Problem statement - Every line below is to be quoted exactly, with nothing added or dropped.

Provided entries -

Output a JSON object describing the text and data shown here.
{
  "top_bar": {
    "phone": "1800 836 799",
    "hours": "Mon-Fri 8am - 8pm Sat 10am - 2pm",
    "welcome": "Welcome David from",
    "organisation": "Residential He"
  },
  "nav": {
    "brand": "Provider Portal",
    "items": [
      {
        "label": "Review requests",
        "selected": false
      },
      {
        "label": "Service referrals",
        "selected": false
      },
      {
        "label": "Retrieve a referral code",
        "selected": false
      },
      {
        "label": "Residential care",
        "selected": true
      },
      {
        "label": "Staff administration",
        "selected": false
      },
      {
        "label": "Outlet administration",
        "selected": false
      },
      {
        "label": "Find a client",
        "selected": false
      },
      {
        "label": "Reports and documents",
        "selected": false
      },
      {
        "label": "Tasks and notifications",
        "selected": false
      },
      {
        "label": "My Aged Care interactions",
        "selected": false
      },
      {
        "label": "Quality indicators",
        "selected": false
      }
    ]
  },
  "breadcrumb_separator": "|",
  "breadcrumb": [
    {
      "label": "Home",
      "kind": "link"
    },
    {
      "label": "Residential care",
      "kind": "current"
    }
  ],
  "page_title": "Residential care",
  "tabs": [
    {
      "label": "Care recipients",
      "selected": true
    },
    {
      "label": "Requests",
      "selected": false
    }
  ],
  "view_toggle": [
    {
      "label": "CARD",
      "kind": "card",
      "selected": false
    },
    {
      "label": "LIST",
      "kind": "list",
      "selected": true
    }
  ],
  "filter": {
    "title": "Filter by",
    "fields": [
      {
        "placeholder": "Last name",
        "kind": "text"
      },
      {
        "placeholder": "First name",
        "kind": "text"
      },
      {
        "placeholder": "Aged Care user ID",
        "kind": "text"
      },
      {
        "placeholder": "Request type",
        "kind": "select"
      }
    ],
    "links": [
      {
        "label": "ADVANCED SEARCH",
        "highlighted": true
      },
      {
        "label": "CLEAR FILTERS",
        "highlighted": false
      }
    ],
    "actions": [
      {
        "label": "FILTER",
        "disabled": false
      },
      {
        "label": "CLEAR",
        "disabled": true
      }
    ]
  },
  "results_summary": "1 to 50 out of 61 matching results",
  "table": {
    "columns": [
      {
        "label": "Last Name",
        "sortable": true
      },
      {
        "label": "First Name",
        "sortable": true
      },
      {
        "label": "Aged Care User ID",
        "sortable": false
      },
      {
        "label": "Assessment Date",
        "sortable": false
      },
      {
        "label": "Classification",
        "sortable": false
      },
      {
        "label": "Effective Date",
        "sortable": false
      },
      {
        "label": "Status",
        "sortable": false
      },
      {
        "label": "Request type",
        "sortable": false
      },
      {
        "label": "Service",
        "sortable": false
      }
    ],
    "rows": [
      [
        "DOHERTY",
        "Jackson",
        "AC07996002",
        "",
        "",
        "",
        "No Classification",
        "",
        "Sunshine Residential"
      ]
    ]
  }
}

Reply -
Output a JSON object describing the text and data shown here.
{
  "top_bar": {
    "phone": "1800 836 799",
    "hours": "Mon-Fri 8am - 8pm Sat 10am - 2pm",
    "welcome": "Welcome David from",
    "organisation": "Residential He"
  },
  "nav": {
    "brand": "Provider Portal",
    "items": [
      {
        "label": "Review requests",
        "selected": false
      },
      {
        "label": "Service referrals",
        "selected": false
      },
      {
        "label": "Retrieve a referral code",
        "selected": false
      },
      {
        "label": "Residential care",
        "selected": true
      },
      {
        "label": "Staff administration",
        "selected": false
      },
      {
        "label": "Outlet administration",
        "selected": false
      },
      {
        "label": "Find a client",
        "selected": false
      },
      {
        "label": "Reports and documents",
        "selected": false
      },
      {
        "label": "Tasks and notifications",
        "selected": false
      },
      {
        "label": "My Aged Care interactions",
        "selected": false
      },
      {
        "label": "Quality indicators",
        "selected": false
      }
    ]
  },
  "breadcrumb_separator": "|",
  "breadcrumb": [
    {
      "label": "Home",
      "kind": "link"
    },
    {
      "label": "Residential care",
      "kind": "current"
    }
  ],
  "page_title": "Residential care",
  "tabs": [
    {
      "label": "Care recipients",
      "selected": true
    },
    {
      "label": "Requests",
      "selected": false
    }
  ],
  "view_toggle": [
    {
      "label": "CARD",
      "kind": "card",
      "selected": false
    },
    {
      "label": "LIST",
      "kind": "list",
      "selected": true
    }
  ],
  "filter": {
    "title": "Filter by",
    "fields": [
      {
        "placeholder": "Last name",
        "kind": "text"
      },
      {
        "placeholder": "First name",
        "kind": "text"
      },
      {
        "placeholder": "Aged Care user ID",
        "kind": "text"
      },
      {
        "placeholder": "Request type",
        "kind": "select"
      }
    ],
    "links": [
      {
        "label": "ADVANCED SEARCH",
        "highlighted": true
      },
      {
        "label": "CLEAR FILTERS",
        "highlighted": false
      }
    ],
    "actions": [
      {
        "label": "FILTER",
        "disabled": false
      },
      {
        "label": "CLEAR",
        "disabled": true
      }
    ]
  },
  "results_summary": "1 to 50 out of 61 matching results",
  "table": {
    "columns": [
      {
        "label": "Last Name",
        "sortable": true
      },
      {
        "label": "First Name",
        "sortable": true
      },
      {
        "label": "Aged Care User ID",
        "sortable": false
      },
      {
        "label": "Assessment Date",
        "sortable": false
      },
      {
        "label": "Classification",
        "sortable": false
      },
      {
        "label": "Effective Date",
        "sortable": false
      },
      {
        "label": "Status",
        "sortable": false
      },
      {
        "label": "Request type",
        "sortable": false
      },
      {
        "label": "Service",
        "sortable": false
      }
    ],
    "rows": [
      [
        "DOHERTY",
        "Jackson",
        "AC07996002",
        "",
        "",
        "",
        "No Classification",
        "",
        "Sunshine Residential"
      ]
    ]
  }
}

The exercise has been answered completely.